• [Set task]: Make an exact copy of the listing below.

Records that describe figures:

►

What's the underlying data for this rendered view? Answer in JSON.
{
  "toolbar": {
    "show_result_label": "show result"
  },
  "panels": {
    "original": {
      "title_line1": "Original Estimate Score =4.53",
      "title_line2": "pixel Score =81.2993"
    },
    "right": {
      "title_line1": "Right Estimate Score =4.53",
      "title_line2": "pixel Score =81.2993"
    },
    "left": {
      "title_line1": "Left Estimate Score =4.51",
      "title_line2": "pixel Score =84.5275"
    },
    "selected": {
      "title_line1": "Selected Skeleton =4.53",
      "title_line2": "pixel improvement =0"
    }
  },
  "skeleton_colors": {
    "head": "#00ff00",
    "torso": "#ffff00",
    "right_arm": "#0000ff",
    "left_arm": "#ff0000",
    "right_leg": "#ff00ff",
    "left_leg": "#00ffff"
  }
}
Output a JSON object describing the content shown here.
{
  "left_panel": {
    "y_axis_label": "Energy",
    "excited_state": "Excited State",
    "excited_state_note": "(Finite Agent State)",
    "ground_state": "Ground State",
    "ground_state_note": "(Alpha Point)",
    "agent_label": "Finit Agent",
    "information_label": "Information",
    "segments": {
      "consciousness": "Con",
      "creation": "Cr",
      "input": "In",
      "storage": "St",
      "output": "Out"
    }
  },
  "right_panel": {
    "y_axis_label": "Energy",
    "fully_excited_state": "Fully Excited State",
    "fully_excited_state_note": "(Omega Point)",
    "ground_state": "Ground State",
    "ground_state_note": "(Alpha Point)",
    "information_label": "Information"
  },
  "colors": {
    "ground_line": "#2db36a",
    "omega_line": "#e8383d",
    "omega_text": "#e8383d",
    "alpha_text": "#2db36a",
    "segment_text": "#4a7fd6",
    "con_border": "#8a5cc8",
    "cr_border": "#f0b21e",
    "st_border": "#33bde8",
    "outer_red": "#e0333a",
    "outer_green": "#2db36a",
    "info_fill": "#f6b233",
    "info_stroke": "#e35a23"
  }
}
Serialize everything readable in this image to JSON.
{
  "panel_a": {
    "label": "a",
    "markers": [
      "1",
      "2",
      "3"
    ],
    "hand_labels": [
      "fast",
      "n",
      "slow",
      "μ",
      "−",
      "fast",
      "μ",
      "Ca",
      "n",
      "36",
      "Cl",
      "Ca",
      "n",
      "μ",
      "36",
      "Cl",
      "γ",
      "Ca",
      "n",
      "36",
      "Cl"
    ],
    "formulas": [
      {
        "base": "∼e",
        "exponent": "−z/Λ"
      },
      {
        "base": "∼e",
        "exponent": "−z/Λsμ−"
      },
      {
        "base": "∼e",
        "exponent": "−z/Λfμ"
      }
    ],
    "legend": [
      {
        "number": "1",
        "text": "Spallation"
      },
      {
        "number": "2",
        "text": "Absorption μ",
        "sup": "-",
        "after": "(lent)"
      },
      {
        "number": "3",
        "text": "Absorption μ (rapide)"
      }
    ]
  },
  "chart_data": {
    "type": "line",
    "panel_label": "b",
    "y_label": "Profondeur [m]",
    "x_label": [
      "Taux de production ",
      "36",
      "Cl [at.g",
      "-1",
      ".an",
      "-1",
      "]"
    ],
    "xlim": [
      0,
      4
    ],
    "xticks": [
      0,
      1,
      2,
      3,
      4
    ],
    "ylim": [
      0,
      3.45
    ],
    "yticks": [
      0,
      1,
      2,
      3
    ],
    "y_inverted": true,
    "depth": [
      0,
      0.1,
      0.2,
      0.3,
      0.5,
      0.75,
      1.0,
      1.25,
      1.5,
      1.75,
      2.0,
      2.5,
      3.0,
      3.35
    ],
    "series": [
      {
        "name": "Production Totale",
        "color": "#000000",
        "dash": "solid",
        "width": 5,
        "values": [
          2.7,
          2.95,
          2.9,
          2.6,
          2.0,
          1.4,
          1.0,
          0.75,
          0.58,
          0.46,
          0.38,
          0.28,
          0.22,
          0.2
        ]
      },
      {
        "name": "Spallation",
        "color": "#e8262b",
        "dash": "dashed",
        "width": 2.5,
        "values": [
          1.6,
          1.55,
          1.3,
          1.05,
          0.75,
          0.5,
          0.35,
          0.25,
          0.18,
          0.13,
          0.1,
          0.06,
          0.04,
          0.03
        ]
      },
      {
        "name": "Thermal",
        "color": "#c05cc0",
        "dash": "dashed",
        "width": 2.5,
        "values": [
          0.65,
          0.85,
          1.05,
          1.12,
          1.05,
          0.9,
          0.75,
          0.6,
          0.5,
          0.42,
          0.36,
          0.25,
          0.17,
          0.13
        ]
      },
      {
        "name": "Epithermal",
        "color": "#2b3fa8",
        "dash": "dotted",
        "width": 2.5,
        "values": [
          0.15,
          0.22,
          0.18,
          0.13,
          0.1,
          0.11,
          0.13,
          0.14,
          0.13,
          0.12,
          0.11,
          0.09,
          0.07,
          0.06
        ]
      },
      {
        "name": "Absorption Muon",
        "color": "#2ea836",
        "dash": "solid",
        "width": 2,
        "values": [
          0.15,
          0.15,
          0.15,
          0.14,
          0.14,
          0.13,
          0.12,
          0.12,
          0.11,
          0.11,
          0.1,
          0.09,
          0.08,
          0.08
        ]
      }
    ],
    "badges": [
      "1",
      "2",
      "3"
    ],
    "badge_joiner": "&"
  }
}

◄

• [Answer]:
What's the underlying data for this rendered view? Answer in JSON.
{
  "toolbar": {
    "show_result_label": "show result"
  },
  "panels": {
    "original": {
      "title_line1": "Original Estimate Score =4.53",
      "title_line2": "pixel Score =81.2993"
    },
    "right": {
      "title_line1": "Right Estimate Score =4.53",
      "title_line2": "pixel Score =81.2993"
    },
    "left": {
      "title_line1": "Left Estimate Score =4.51",
      "title_line2": "pixel Score =84.5275"
    },
    "selected": {
      "title_line1": "Selected Skeleton =4.53",
      "title_line2": "pixel improvement =0"
    }
  },
  "skeleton_colors": {
    "head": "#00ff00",
    "torso": "#ffff00",
    "right_arm": "#0000ff",
    "left_arm": "#ff0000",
    "right_leg": "#ff00ff",
    "left_leg": "#00ffff"
  }
}
Output a JSON object describing the content shown here.
{
  "left_panel": {
    "y_axis_label": "Energy",
    "excited_state": "Excited State",
    "excited_state_note": "(Finite Agent State)",
    "ground_state": "Ground State",
    "ground_state_note": "(Alpha Point)",
    "agent_label": "Finit Agent",
    "information_label": "Information",
    "segments": {
      "consciousness": "Con",
      "creation": "Cr",
      "input": "In",
      "storage": "St",
      "output": "Out"
    }
  },
  "right_panel": {
    "y_axis_label": "Energy",
    "fully_excited_state": "Fully Excited State",
    "fully_excited_state_note": "(Omega Point)",
    "ground_state": "Ground State",
    "ground_state_note": "(Alpha Point)",
    "information_label": "Information"
  },
  "colors": {
    "ground_line": "#2db36a",
    "omega_line": "#e8383d",
    "omega_text": "#e8383d",
    "alpha_text": "#2db36a",
    "segment_text": "#4a7fd6",
    "con_border": "#8a5cc8",
    "cr_border": "#f0b21e",
    "st_border": "#33bde8",
    "outer_red": "#e0333a",
    "outer_green": "#2db36a",
    "info_fill": "#f6b233",
    "info_stroke": "#e35a23"
  }
}
Serialize everything readable in this image to JSON.
{
  "panel_a": {
    "label": "a",
    "markers": [
      "1",
      "2",
      "3"
    ],
    "hand_labels": [
      "fast",
      "n",
      "slow",
      "μ",
      "−",
      "fast",
      "μ",
      "Ca",
      "n",
      "36",
      "Cl",
      "Ca",
      "n",
      "μ",
      "36",
      "Cl",
      "γ",
      "Ca",
      "n",
      "36",
      "Cl"
    ],
    "formulas": [
      {
        "base": "∼e",
        "exponent": "−z/Λ"
      },
      {
        "base": "∼e",
        "exponent": "−z/Λsμ−"
      },
      {
        "base": "∼e",
        "exponent": "−z/Λfμ"
      }
    ],
    "legend": [
      {
        "number": "1",
        "text": "Spallation"
      },
      {
        "number": "2",
        "text": "Absorption μ",
        "sup": "-",
        "after": "(lent)"
      },
      {
        "number": "3",
        "text": "Absorption μ (rapide)"
      }
    ]
  },
  "chart_data": {
    "type": "line",
    "panel_label": "b",
    "y_label": "Profondeur [m]",
    "x_label": [
      "Taux de production ",
      "36",
      "Cl [at.g",
      "-1",
      ".an",
      "-1",
      "]"
    ],
    "xlim": [
      0,
      4
    ],
    "xticks": [
      0,
      1,
      2,
      3,
      4
    ],
    "ylim": [
      0,
      3.45
    ],
    "yticks": [
      0,
      1,
      2,
      3
    ],
    "y_inverted": true,
    "depth": [
      0,
      0.1,
      0.2,
      0.3,
      0.5,
      0.75,
      1.0,
      1.25,
      1.5,
      1.75,
      2.0,
      2.5,
      3.0,
      3.35
    ],
    "series": [
      {
        "name": "Production Totale",
        "color": "#000000",
        "dash": "solid",
        "width": 5,
        "values": [
          2.7,
          2.95,
          2.9,
          2.6,
          2.0,
          1.4,
          1.0,
          0.75,
          0.58,
          0.46,
          0.38,
          0.28,
          0.22,
          0.2
        ]
      },
      {
        "name": "Spallation",
        "color": "#e8262b",
        "dash": "dashed",
        "width": 2.5,
        "values": [
          1.6,
          1.55,
          1.3,
          1.05,
          0.75,
          0.5,
          0.35,
          0.25,
          0.18,
          0.13,
          0.1,
          0.06,
          0.04,
          0.03
        ]
      },
      {
        "name": "Thermal",
        "color": "#c05cc0",
        "dash": "dashed",
        "width": 2.5,
        "values": [
          0.65,
          0.85,
          1.05,
          1.12,
          1.05,
          0.9,
          0.75,
          0.6,
          0.5,
          0.42,
          0.36,
          0.25,
          0.17,
          0.13
        ]
      },
      {
        "name": "Epithermal",
        "color": "#2b3fa8",
        "dash": "dotted",
        "width": 2.5,
        "values": [
          0.15,
          0.22,
          0.18,
          0.13,
          0.1,
          0.11,
          0.13,
          0.14,
          0.13,
          0.12,
          0.11,
          0.09,
          0.07,
          0.06
        ]
      },
      {
        "name": "Absorption Muon",
        "color": "#2ea836",
        "dash": "solid",
        "width": 2,
        "values": [
          0.15,
          0.15,
          0.15,
          0.14,
          0.14,
          0.13,
          0.12,
          0.12,
          0.11,
          0.11,
          0.1,
          0.09,
          0.08,
          0.08
        ]
      }
    ],
    "badges": [
      "1",
      "2",
      "3"
    ],
    "badge_joiner": "&"
  }
}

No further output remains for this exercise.